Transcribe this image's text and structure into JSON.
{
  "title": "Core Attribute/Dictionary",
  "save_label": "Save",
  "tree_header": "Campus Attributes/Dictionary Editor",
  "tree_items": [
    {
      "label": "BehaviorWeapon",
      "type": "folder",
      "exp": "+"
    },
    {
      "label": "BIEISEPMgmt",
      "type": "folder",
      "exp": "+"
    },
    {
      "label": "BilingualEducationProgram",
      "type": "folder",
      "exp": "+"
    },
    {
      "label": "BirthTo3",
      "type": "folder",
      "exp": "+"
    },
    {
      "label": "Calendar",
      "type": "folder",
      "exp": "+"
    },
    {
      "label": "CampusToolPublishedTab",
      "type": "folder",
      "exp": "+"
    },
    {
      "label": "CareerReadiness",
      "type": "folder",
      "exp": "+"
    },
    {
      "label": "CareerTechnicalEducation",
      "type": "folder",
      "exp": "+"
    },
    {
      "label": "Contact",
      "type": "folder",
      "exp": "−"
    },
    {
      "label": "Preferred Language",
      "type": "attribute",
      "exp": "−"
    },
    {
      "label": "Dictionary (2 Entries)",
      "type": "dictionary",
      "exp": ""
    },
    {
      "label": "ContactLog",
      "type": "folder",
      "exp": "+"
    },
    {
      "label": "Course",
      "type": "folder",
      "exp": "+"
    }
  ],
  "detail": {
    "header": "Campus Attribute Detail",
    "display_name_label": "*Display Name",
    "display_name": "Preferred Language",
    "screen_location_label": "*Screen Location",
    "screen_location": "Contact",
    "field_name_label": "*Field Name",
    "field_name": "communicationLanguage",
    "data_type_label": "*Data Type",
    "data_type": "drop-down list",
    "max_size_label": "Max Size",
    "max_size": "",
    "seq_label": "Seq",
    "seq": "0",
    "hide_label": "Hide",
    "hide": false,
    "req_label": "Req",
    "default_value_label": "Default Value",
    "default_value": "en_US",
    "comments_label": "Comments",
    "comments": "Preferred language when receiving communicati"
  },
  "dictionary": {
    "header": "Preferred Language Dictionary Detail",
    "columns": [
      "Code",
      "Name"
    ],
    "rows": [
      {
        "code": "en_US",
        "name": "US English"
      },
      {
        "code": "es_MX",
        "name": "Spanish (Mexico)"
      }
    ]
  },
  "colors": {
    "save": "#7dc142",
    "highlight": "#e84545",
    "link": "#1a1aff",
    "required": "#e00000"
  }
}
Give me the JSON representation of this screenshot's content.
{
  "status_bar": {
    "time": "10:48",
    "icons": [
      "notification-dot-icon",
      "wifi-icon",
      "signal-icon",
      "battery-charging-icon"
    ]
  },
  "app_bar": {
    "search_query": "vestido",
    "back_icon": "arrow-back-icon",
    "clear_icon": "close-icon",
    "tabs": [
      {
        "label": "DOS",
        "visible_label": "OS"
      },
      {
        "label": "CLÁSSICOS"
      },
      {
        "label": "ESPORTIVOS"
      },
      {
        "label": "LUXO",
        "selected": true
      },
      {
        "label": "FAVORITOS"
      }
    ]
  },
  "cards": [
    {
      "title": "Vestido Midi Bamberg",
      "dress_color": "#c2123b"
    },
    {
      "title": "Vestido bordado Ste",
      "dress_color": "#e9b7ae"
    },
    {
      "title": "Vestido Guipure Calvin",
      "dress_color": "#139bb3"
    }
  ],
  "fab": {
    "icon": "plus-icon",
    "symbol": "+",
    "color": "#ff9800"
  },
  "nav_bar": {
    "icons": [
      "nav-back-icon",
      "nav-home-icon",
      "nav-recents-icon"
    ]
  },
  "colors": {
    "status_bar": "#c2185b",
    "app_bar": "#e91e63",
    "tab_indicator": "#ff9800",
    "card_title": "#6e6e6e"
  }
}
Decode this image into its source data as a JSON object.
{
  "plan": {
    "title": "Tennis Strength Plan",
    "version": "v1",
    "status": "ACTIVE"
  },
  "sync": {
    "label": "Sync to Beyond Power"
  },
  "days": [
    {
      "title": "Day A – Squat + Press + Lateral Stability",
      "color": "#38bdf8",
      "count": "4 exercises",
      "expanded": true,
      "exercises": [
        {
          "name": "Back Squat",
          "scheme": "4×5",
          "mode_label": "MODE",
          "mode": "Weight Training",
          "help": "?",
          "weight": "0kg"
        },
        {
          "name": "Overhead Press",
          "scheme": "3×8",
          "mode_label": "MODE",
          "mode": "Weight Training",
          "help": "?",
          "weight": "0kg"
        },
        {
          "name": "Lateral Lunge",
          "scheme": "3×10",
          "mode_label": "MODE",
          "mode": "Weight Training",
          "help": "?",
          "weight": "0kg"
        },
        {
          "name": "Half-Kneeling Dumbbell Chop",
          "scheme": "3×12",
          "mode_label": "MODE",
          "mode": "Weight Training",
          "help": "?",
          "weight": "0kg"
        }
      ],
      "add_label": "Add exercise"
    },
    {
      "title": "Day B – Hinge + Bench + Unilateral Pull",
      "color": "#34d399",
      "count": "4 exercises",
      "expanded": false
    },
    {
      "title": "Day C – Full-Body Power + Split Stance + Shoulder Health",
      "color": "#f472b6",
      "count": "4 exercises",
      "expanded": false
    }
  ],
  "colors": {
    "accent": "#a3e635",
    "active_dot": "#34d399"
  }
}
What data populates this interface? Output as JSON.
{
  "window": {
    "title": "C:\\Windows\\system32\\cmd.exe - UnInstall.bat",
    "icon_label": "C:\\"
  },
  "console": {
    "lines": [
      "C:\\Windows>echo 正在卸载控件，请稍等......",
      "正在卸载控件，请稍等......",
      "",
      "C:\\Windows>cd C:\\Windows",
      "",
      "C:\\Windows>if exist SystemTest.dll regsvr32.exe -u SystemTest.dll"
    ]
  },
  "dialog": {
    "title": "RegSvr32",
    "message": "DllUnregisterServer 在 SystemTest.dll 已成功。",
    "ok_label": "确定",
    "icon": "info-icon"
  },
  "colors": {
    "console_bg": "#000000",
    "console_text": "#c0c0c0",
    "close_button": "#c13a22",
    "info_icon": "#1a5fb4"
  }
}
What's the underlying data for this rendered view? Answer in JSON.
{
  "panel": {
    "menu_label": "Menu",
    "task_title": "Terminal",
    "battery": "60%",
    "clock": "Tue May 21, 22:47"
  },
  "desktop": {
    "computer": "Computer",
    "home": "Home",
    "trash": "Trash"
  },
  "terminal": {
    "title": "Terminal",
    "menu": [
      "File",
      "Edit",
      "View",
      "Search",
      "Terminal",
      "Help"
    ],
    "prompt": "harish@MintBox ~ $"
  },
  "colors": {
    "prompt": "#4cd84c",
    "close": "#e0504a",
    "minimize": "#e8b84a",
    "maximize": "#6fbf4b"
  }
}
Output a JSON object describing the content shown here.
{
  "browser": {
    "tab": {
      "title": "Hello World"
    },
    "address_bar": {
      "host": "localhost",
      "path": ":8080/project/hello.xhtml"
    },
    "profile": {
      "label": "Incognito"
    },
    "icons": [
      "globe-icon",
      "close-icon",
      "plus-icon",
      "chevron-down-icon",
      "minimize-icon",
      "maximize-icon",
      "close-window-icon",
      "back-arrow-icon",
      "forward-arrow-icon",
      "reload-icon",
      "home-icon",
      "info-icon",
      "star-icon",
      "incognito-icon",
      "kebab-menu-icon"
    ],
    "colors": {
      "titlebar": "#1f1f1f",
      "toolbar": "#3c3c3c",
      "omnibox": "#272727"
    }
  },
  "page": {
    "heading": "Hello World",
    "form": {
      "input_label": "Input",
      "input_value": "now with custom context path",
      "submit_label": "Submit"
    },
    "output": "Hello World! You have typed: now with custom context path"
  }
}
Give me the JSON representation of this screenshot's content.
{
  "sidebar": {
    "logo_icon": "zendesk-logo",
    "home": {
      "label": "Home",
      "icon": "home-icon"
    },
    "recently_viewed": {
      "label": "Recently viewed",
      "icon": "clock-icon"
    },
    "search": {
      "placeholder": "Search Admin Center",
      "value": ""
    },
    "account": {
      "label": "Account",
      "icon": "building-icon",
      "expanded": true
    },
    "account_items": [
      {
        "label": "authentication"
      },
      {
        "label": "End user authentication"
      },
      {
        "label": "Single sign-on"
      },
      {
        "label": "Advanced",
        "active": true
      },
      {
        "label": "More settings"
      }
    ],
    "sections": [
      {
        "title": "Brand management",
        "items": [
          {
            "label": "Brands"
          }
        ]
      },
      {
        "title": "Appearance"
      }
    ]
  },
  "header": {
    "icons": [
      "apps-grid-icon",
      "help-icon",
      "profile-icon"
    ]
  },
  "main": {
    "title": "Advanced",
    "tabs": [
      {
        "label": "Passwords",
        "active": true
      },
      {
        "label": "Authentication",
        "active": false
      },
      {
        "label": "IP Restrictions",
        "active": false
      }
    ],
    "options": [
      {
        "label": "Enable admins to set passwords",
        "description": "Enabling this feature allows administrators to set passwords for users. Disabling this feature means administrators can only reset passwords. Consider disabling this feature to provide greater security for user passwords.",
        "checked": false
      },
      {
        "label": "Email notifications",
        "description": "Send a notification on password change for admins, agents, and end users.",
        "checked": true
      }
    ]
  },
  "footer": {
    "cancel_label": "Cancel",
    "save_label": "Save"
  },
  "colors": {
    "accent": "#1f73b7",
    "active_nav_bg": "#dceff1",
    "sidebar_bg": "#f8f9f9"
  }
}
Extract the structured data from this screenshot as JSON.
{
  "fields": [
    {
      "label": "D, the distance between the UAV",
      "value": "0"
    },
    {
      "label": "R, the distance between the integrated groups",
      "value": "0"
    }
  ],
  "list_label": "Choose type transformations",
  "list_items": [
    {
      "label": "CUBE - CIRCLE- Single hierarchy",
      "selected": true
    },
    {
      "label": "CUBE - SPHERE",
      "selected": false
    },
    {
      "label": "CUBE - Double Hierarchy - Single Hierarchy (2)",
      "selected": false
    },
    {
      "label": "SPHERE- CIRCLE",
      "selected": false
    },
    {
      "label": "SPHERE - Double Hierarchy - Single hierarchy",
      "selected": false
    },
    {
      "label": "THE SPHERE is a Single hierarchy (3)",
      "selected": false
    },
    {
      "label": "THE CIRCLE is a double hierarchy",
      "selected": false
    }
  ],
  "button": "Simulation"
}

**SHORT EXERCISE**
Beginning with the line that contains "Extract the structured", repeat every line through the end of the records and nothing more.

**RESPONSE TO THE TASK**
Extract the structured data from this screenshot as JSON.
{
  "fields": [
    {
      "label": "D, the distance between the UAV",
      "value": "0"
    },
    {
      "label": "R, the distance between the integrated groups",
      "value": "0"
    }
  ],
  "list_label": "Choose type transformations",
  "list_items": [
    {
      "label": "CUBE - CIRCLE- Single hierarchy",
      "selected": true
    },
    {
      "label": "CUBE - SPHERE",
      "selected": false
    },
    {
      "label": "CUBE - Double Hierarchy - Single Hierarchy (2)",
      "selected": false
    },
    {
      "label": "SPHERE- CIRCLE",
      "selected": false
    },
    {
      "label": "SPHERE - Double Hierarchy - Single hierarchy",
      "selected": false
    },
    {
      "label": "THE SPHERE is a Single hierarchy (3)",
      "selected": false
    },
    {
      "label": "THE CIRCLE is a double hierarchy",
      "selected": false
    }
  ],
  "button": "Simulation"
}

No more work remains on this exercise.